[Data entries]
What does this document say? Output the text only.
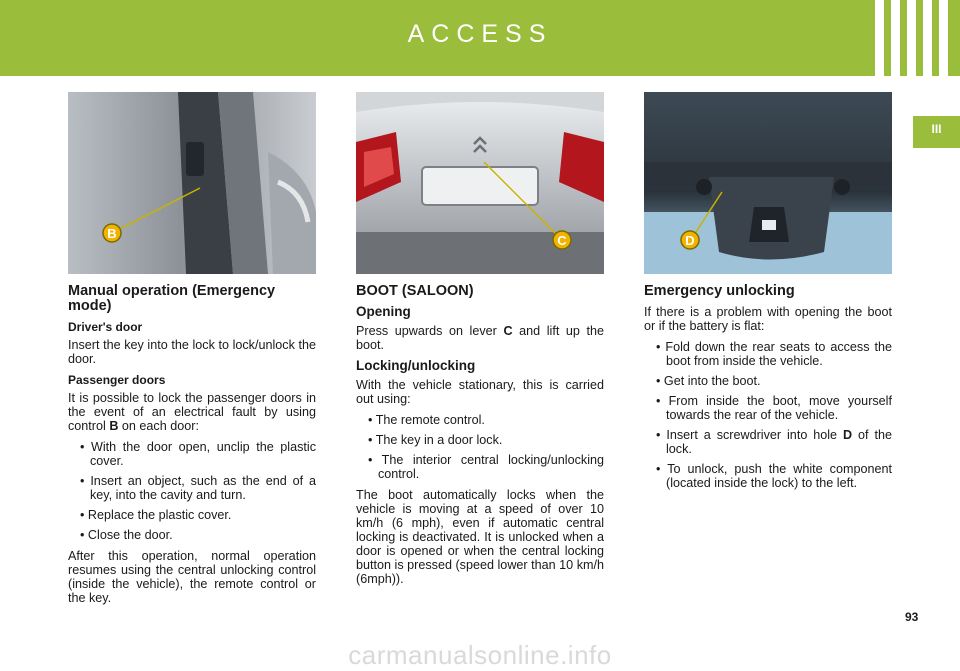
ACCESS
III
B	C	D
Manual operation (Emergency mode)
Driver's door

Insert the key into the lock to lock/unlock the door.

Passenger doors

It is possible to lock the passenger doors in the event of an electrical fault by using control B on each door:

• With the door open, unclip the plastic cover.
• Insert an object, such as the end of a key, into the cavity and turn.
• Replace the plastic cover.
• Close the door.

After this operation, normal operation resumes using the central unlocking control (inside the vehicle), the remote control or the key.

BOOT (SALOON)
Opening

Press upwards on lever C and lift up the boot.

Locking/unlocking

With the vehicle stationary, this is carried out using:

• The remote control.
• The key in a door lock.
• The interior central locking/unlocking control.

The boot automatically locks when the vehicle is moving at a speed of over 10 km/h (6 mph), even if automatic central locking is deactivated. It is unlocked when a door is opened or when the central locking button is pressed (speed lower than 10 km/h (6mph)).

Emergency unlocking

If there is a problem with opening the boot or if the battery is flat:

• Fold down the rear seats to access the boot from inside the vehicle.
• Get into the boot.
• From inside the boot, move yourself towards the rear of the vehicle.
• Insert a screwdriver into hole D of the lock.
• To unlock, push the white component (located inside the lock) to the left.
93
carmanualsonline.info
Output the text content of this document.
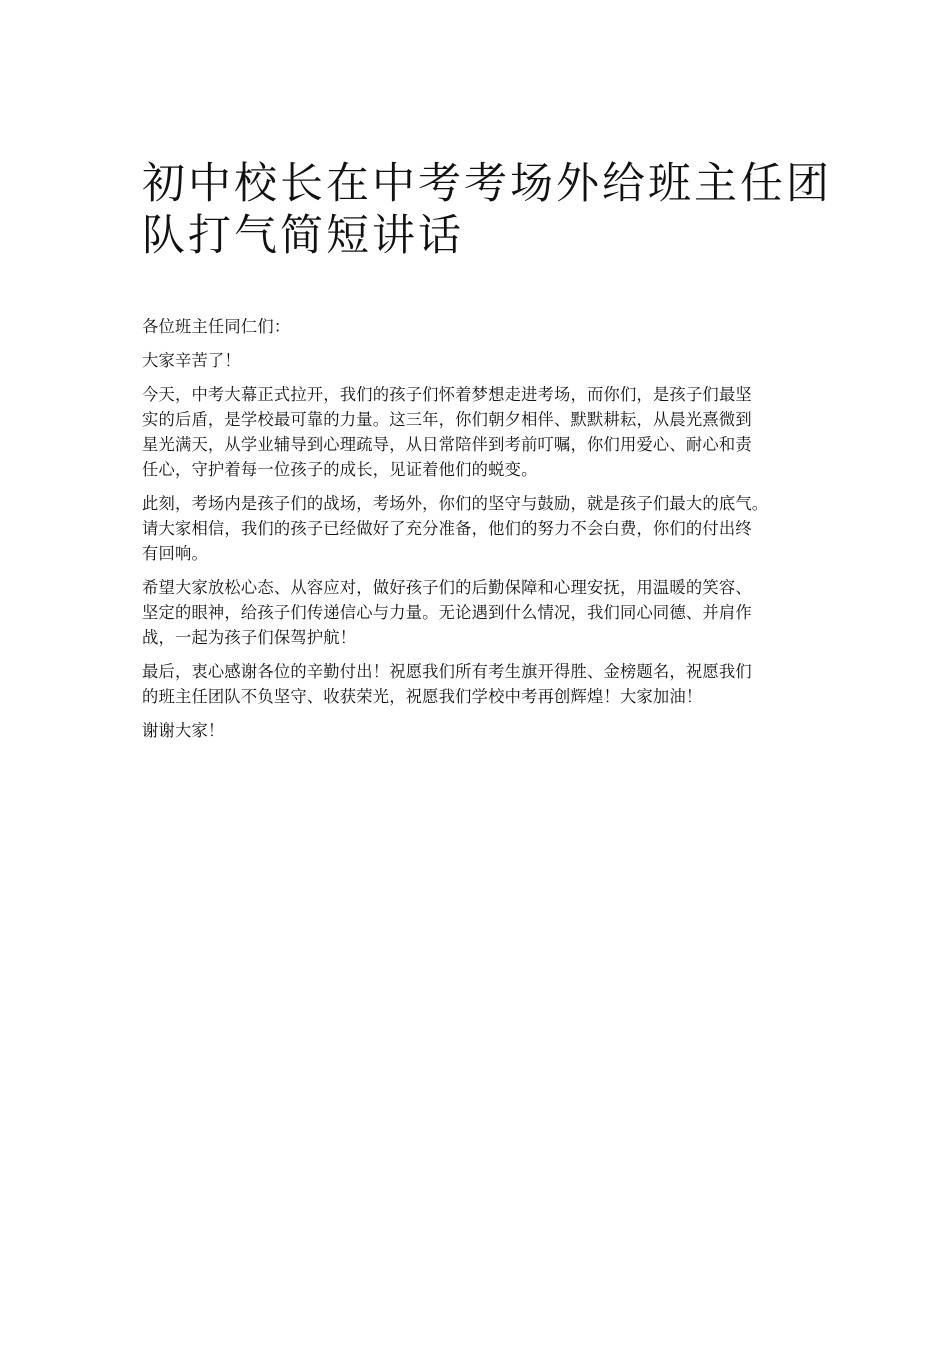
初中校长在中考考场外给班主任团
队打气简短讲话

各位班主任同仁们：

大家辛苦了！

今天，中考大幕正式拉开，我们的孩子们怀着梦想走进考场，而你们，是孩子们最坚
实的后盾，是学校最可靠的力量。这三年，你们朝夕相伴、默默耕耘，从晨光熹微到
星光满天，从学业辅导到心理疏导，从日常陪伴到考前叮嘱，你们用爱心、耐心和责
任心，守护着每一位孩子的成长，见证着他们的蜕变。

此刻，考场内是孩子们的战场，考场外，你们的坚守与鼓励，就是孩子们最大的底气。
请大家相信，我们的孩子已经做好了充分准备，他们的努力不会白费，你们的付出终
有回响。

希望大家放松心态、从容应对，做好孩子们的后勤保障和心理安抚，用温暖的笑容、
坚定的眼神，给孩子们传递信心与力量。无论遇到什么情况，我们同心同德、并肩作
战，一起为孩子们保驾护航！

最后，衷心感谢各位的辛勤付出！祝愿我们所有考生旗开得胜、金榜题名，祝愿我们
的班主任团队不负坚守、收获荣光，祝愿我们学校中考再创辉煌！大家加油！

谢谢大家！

[Exercise details] Repeat the listing in full and exactly. Leave any pictures out.

[Completed exercise]
What does this document say? Output the text only.
ACCESS
III
B	C	D
Manual operation (Emergency mode)
Driver's door

Insert the key into the lock to lock/unlock the door.

Passenger doors

It is possible to lock the passenger doors in the event of an electrical fault by using control B on each door:

• With the door open, unclip the plastic cover.
• Insert an object, such as the end of a key, into the cavity and turn.
• Replace the plastic cover.
• Close the door.

After this operation, normal operation resumes using the central unlocking control (inside the vehicle), the remote control or the key.

BOOT (SALOON)
Opening

Press upwards on lever C and lift up the boot.

Locking/unlocking

With the vehicle stationary, this is carried out using:

• The remote control.
• The key in a door lock.
• The interior central locking/unlocking control.

The boot automatically locks when the vehicle is moving at a speed of over 10 km/h (6 mph), even if automatic central locking is deactivated. It is unlocked when a door is opened or when the central locking button is pressed (speed lower than 10 km/h (6mph)).

Emergency unlocking

If there is a problem with opening the boot or if the battery is flat:

• Fold down the rear seats to access the boot from inside the vehicle.
• Get into the boot.
• From inside the boot, move yourself towards the rear of the vehicle.
• Insert a screwdriver into hole D of the lock.
• To unlock, push the white component (located inside the lock) to the left.
93
carmanualsonline.info
Output the text content of this document.
初中校长在中考考场外给班主任团
队打气简短讲话

各位班主任同仁们：

大家辛苦了！

今天，中考大幕正式拉开，我们的孩子们怀着梦想走进考场，而你们，是孩子们最坚
实的后盾，是学校最可靠的力量。这三年，你们朝夕相伴、默默耕耘，从晨光熹微到
星光满天，从学业辅导到心理疏导，从日常陪伴到考前叮嘱，你们用爱心、耐心和责
任心，守护着每一位孩子的成长，见证着他们的蜕变。

此刻，考场内是孩子们的战场，考场外，你们的坚守与鼓励，就是孩子们最大的底气。
请大家相信，我们的孩子已经做好了充分准备，他们的努力不会白费，你们的付出终
有回响。

希望大家放松心态、从容应对，做好孩子们的后勤保障和心理安抚，用温暖的笑容、
坚定的眼神，给孩子们传递信心与力量。无论遇到什么情况，我们同心同德、并肩作
战，一起为孩子们保驾护航！

最后，衷心感谢各位的辛勤付出！祝愿我们所有考生旗开得胜、金榜题名，祝愿我们
的班主任团队不负坚守、收获荣光，祝愿我们学校中考再创辉煌！大家加油！

谢谢大家！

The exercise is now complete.